Page:
┌────────

RETIREMENT BY ROTATION

In accordance with the provisions of Section 152 of the Act,
read with rules made thereunder, and the Articles of
Association of your Company, Mrs. R Vijayalakshmi (DIN:
00716224) is liable to retire by rotation at the ensuing AGM
and being eligible, offers herself for re-appointment.

CONFIRMATION BY THE COMPANY

None of the Company's directors are disqualified from being
appointed as a director as specified in Section 164 (2) of the
Act.

DECLARATION BY INDEPENDENT DIRECTORS

Pursuant to the provisions of Section 149 of the Act, the
Independent Directors have submitted declarations that
each of them meets the criteria of independence as provided
in Section 149(6) of the Act, along with Rules framed
thereunder and Regulation 16(1)(b) of the SEBI (LODR)
Regulations, 2015.

There has been no change in the circumstances affecting
their status as independent directors of the Company.
Further, in terms of Regulation 25(8) of the SEBI (LODR)
Regulations, 2015, Independent Directors have also
confirmed that they are not aware of any circumstances or
situations, which exist or may be reasonably anticipated,
that could impair or impact their ability to discharge their
duties with an objective independent judgement and
without any internal/ external influence.

BOARD EVALUATION

The Board adopted a formal mechanism for evaluating its
performance as well as that of its committees and
individual Directors, including the Chairman of the Board.

└────────

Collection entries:
┌────────

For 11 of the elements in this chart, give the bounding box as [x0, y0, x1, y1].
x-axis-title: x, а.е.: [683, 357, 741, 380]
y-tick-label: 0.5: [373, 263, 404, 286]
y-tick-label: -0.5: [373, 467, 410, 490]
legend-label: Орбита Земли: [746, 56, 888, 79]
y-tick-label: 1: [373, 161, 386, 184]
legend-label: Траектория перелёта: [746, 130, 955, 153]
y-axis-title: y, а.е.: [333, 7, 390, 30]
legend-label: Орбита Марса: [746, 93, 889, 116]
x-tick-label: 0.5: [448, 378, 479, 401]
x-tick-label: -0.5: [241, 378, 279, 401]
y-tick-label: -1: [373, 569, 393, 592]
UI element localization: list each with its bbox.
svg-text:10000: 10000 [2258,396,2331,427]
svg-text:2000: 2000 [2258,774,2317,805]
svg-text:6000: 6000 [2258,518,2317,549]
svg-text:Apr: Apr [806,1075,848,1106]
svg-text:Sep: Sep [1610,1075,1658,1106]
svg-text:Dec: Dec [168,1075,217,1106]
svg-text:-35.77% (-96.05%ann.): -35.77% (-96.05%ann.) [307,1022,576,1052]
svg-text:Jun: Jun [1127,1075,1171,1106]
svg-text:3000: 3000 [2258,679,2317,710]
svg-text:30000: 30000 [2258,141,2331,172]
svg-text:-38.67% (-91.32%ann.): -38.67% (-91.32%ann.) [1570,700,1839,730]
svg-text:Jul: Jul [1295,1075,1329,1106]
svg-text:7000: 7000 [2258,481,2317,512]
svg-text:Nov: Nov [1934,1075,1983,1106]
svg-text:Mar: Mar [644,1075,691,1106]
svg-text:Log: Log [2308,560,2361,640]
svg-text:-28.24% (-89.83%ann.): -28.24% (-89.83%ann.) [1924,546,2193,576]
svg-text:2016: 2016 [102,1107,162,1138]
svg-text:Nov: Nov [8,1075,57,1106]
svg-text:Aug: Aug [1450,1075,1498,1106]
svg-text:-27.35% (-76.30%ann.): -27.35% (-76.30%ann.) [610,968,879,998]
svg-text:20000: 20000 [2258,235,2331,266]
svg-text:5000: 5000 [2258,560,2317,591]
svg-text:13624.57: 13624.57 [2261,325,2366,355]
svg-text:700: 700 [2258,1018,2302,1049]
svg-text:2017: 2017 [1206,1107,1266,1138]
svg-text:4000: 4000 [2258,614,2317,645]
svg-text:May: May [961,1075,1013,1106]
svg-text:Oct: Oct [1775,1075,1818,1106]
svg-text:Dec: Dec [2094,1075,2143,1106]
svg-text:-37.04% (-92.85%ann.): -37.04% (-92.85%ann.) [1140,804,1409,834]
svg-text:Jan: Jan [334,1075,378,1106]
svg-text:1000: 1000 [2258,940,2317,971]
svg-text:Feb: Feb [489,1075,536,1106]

└────────

Goals:
**1.** According to the report, who is liable to retire by rotation at the ensuing AGM?
**2.** List every section heading in the report.
**3.** Give the stretch of the report from "Pursuant to the" through "25(8) of the SEBI (LODR)" again, substituting "statements" for "declarations".

Problem solutions:
**1.** Mrs. R Vijayalakshmi (DIN: 00716224) is liable to retire by rotation at the ensuing AGM.

**2.**
RETIREMENT BY ROTATION
CONFIRMATION BY THE COMPANY
DECLARATION BY INDEPENDENT DIRECTORS
BOARD EVALUATION

**3.**
Pursuant to the provisions of Section 149 of the Act, the
Independent Directors have submitted statements that
each of them meets the criteria of independence as provided
in Section 149(6) of the Act, along with Rules framed
thereunder and Regulation 16(1)(b) of the SEBI (LODR)
Regulations, 2015.

There has been no change in the circumstances affecting
their status as independent directors of the Company.
Further, in terms of Regulation 25(8) of the SEBI (LODR)